## WHAT THE TASK ASKS
Repeat the records below exactly as they appear.

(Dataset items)
=====
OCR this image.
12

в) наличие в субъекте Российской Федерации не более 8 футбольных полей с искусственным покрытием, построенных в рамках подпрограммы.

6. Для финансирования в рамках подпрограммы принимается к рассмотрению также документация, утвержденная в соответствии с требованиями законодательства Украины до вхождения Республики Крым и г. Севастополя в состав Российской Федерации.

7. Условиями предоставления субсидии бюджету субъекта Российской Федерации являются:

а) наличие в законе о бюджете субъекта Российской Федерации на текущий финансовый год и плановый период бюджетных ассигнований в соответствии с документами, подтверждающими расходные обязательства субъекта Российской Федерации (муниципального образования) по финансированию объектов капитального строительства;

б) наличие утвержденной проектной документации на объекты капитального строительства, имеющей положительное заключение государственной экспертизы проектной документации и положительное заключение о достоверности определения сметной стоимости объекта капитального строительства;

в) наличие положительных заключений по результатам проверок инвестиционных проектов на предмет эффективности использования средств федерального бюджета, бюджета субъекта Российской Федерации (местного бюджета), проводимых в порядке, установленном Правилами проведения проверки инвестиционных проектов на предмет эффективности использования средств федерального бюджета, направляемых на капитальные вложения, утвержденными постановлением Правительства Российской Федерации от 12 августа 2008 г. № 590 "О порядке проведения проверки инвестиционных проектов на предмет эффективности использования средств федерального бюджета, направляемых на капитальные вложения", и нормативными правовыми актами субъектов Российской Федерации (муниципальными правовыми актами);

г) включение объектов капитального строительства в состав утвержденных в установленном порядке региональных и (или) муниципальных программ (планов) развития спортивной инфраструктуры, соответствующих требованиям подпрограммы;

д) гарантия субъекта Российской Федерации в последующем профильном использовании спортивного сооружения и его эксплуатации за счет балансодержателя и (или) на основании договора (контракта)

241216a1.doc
=====
## THE OUTPUT
OCR this image.
12

в) наличие в субъекте Российской Федерации не более 8 футбольных полей с искусственным покрытием, построенных в рамках подпрограммы.

6. Для финансирования в рамках подпрограммы принимается к рассмотрению также документация, утвержденная в соответствии с требованиями законодательства Украины до вхождения Республики Крым и г. Севастополя в состав Российской Федерации.

7. Условиями предоставления субсидии бюджету субъекта Российской Федерации являются:

а) наличие в законе о бюджете субъекта Российской Федерации на текущий финансовый год и плановый период бюджетных ассигнований в соответствии с документами, подтверждающими расходные обязательства субъекта Российской Федерации (муниципального образования) по финансированию объектов капитального строительства;

б) наличие утвержденной проектной документации на объекты капитального строительства, имеющей положительное заключение государственной экспертизы проектной документации и положительное заключение о достоверности определения сметной стоимости объекта капитального строительства;

в) наличие положительных заключений по результатам проверок инвестиционных проектов на предмет эффективности использования средств федерального бюджета, бюджета субъекта Российской Федерации (местного бюджета), проводимых в порядке, установленном Правилами проведения проверки инвестиционных проектов на предмет эффективности использования средств федерального бюджета, направляемых на капитальные вложения, утвержденными постановлением Правительства Российской Федерации от 12 августа 2008 г. № 590 "О порядке проведения проверки инвестиционных проектов на предмет эффективности использования средств федерального бюджета, направляемых на капитальные вложения", и нормативными правовыми актами субъектов Российской Федерации (муниципальными правовыми актами);

г) включение объектов капитального строительства в состав утвержденных в установленном порядке региональных и (или) муниципальных программ (планов) развития спортивной инфраструктуры, соответствующих требованиям подпрограммы;

д) гарантия субъекта Российской Федерации в последующем профильном использовании спортивного сооружения и его эксплуатации за счет балансодержателя и (или) на основании договора (контракта)

241216a1.doc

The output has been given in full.